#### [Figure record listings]
==============================

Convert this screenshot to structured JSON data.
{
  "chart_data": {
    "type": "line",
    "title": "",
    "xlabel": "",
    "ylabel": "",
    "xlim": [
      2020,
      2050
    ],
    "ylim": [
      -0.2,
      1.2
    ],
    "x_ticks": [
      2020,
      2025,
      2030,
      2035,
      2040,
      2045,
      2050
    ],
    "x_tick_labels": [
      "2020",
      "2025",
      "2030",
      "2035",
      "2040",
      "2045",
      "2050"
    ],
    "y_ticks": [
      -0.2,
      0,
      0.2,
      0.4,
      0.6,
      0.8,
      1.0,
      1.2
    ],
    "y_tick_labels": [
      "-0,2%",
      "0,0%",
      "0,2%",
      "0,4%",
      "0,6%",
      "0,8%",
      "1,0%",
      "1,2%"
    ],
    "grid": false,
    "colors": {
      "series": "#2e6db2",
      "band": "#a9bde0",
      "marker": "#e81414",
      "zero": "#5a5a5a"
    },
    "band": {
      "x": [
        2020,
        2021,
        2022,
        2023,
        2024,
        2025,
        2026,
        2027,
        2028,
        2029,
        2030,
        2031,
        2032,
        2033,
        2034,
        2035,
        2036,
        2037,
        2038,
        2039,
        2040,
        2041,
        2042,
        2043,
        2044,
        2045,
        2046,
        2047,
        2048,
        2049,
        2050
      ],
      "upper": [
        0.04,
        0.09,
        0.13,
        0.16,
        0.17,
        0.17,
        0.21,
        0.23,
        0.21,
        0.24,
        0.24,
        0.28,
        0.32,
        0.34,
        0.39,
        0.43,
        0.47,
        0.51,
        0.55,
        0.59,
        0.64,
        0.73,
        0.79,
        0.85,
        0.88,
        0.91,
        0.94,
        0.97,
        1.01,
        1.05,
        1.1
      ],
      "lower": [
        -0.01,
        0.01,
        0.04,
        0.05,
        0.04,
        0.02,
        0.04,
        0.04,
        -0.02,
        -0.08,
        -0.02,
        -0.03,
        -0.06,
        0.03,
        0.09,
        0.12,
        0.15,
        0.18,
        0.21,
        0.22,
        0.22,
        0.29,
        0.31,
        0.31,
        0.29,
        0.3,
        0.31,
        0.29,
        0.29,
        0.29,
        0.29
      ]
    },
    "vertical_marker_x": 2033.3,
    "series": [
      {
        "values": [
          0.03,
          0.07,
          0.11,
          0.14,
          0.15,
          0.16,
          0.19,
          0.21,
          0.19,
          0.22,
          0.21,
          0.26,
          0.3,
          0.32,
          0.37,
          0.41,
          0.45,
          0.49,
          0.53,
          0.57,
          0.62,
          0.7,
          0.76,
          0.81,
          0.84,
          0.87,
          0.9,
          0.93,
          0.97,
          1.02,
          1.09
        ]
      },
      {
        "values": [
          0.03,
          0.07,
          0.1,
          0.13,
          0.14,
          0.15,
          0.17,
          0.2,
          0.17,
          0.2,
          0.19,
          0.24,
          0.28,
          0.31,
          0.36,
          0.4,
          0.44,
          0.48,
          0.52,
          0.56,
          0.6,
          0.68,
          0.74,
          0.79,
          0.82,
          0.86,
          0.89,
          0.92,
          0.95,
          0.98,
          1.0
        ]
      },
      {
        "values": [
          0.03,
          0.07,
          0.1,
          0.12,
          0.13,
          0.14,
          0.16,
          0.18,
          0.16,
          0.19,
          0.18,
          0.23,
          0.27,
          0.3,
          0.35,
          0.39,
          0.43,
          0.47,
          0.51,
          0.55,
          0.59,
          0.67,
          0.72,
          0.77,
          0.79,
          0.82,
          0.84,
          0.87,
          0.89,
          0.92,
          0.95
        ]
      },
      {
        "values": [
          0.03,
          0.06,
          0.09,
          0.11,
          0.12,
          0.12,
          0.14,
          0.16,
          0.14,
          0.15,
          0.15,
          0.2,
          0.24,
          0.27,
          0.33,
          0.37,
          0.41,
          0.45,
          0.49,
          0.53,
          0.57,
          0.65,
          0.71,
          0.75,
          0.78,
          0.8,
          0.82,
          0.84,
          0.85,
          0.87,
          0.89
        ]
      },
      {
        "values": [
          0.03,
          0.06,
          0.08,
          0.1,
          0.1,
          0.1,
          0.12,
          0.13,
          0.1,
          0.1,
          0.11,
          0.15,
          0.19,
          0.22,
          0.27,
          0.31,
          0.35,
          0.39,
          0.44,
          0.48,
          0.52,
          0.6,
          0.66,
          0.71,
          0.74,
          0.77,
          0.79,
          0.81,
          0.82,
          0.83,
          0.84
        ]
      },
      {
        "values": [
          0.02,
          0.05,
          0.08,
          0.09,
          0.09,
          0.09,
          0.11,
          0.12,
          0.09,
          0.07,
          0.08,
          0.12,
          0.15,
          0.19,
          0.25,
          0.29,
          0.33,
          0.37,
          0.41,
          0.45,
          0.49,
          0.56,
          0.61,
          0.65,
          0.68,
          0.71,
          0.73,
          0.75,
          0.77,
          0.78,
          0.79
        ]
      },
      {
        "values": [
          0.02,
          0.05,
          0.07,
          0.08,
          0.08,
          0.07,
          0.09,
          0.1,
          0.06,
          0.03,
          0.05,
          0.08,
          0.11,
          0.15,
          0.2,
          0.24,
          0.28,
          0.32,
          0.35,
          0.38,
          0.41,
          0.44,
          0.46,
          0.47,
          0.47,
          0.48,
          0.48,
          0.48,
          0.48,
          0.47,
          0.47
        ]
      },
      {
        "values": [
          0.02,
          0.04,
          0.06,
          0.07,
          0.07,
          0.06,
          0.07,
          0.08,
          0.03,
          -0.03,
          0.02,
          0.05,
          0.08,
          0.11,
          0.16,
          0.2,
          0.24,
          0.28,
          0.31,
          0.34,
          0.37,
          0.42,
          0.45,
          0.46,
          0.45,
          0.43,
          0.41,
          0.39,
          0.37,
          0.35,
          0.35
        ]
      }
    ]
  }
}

==============================

#### [Work to complete]
Retype every record above exactly as written.

#### [Answer for the task]
Convert this screenshot to structured JSON data.
{
  "chart_data": {
    "type": "line",
    "title": "",
    "xlabel": "",
    "ylabel": "",
    "xlim": [
      2020,
      2050
    ],
    "ylim": [
      -0.2,
      1.2
    ],
    "x_ticks": [
      2020,
      2025,
      2030,
      2035,
      2040,
      2045,
      2050
    ],
    "x_tick_labels": [
      "2020",
      "2025",
      "2030",
      "2035",
      "2040",
      "2045",
      "2050"
    ],
    "y_ticks": [
      -0.2,
      0,
      0.2,
      0.4,
      0.6,
      0.8,
      1.0,
      1.2
    ],
    "y_tick_labels": [
      "-0,2%",
      "0,0%",
      "0,2%",
      "0,4%",
      "0,6%",
      "0,8%",
      "1,0%",
      "1,2%"
    ],
    "grid": false,
    "colors": {
      "series": "#2e6db2",
      "band": "#a9bde0",
      "marker": "#e81414",
      "zero": "#5a5a5a"
    },
    "band": {
      "x": [
        2020,
        2021,
        2022,
        2023,
        2024,
        2025,
        2026,
        2027,
        2028,
        2029,
        2030,
        2031,
        2032,
        2033,
        2034,
        2035,
        2036,
        2037,
        2038,
        2039,
        2040,
        2041,
        2042,
        2043,
        2044,
        2045,
        2046,
        2047,
        2048,
        2049,
        2050
      ],
      "upper": [
        0.04,
        0.09,
        0.13,
        0.16,
        0.17,
        0.17,
        0.21,
        0.23,
        0.21,
        0.24,
        0.24,
        0.28,
        0.32,
        0.34,
        0.39,
        0.43,
        0.47,
        0.51,
        0.55,
        0.59,
        0.64,
        0.73,
        0.79,
        0.85,
        0.88,
        0.91,
        0.94,
        0.97,
        1.01,
        1.05,
        1.1
      ],
      "lower": [
        -0.01,
        0.01,
        0.04,
        0.05,
        0.04,
        0.02,
        0.04,
        0.04,
        -0.02,
        -0.08,
        -0.02,
        -0.03,
        -0.06,
        0.03,
        0.09,
        0.12,
        0.15,
        0.18,
        0.21,
        0.22,
        0.22,
        0.29,
        0.31,
        0.31,
        0.29,
        0.3,
        0.31,
        0.29,
        0.29,
        0.29,
        0.29
      ]
    },
    "vertical_marker_x": 2033.3,
    "series": [
      {
        "values": [
          0.03,
          0.07,
          0.11,
          0.14,
          0.15,
          0.16,
          0.19,
          0.21,
          0.19,
          0.22,
          0.21,
          0.26,
          0.3,
          0.32,
          0.37,
          0.41,
          0.45,
          0.49,
          0.53,
          0.57,
          0.62,
          0.7,
          0.76,
          0.81,
          0.84,
          0.87,
          0.9,
          0.93,
          0.97,
          1.02,
          1.09
        ]
      },
      {
        "values": [
          0.03,
          0.07,
          0.1,
          0.13,
          0.14,
          0.15,
          0.17,
          0.2,
          0.17,
          0.2,
          0.19,
          0.24,
          0.28,
          0.31,
          0.36,
          0.4,
          0.44,
          0.48,
          0.52,
          0.56,
          0.6,
          0.68,
          0.74,
          0.79,
          0.82,
          0.86,
          0.89,
          0.92,
          0.95,
          0.98,
          1.0
        ]
      },
      {
        "values": [
          0.03,
          0.07,
          0.1,
          0.12,
          0.13,
          0.14,
          0.16,
          0.18,
          0.16,
          0.19,
          0.18,
          0.23,
          0.27,
          0.3,
          0.35,
          0.39,
          0.43,
          0.47,
          0.51,
          0.55,
          0.59,
          0.67,
          0.72,
          0.77,
          0.79,
          0.82,
          0.84,
          0.87,
          0.89,
          0.92,
          0.95
        ]
      },
      {
        "values": [
          0.03,
          0.06,
          0.09,
          0.11,
          0.12,
          0.12,
          0.14,
          0.16,
          0.14,
          0.15,
          0.15,
          0.2,
          0.24,
          0.27,
          0.33,
          0.37,
          0.41,
          0.45,
          0.49,
          0.53,
          0.57,
          0.65,
          0.71,
          0.75,
          0.78,
          0.8,
          0.82,
          0.84,
          0.85,
          0.87,
          0.89
        ]
      },
      {
        "values": [
          0.03,
          0.06,
          0.08,
          0.1,
          0.1,
          0.1,
          0.12,
          0.13,
          0.1,
          0.1,
          0.11,
          0.15,
          0.19,
          0.22,
          0.27,
          0.31,
          0.35,
          0.39,
          0.44,
          0.48,
          0.52,
          0.6,
          0.66,
          0.71,
          0.74,
          0.77,
          0.79,
          0.81,
          0.82,
          0.83,
          0.84
        ]
      },
      {
        "values": [
          0.02,
          0.05,
          0.08,
          0.09,
          0.09,
          0.09,
          0.11,
          0.12,
          0.09,
          0.07,
          0.08,
          0.12,
          0.15,
          0.19,
          0.25,
          0.29,
          0.33,
          0.37,
          0.41,
          0.45,
          0.49,
          0.56,
          0.61,
          0.65,
          0.68,
          0.71,
          0.73,
          0.75,
          0.77,
          0.78,
          0.79
        ]
      },
      {
        "values": [
          0.02,
          0.05,
          0.07,
          0.08,
          0.08,
          0.07,
          0.09,
          0.1,
          0.06,
          0.03,
          0.05,
          0.08,
          0.11,
          0.15,
          0.2,
          0.24,
          0.28,
          0.32,
          0.35,
          0.38,
          0.41,
          0.44,
          0.46,
          0.47,
          0.47,
          0.48,
          0.48,
          0.48,
          0.48,
          0.47,
          0.47
        ]
      },
      {
        "values": [
          0.02,
          0.04,
          0.06,
          0.07,
          0.07,
          0.06,
          0.07,
          0.08,
          0.03,
          -0.03,
          0.02,
          0.05,
          0.08,
          0.11,
          0.16,
          0.2,
          0.24,
          0.28,
          0.31,
          0.34,
          0.37,
          0.42,
          0.45,
          0.46,
          0.45,
          0.43,
          0.41,
          0.39,
          0.37,
          0.35,
          0.35
        ]
      }
    ]
  }
}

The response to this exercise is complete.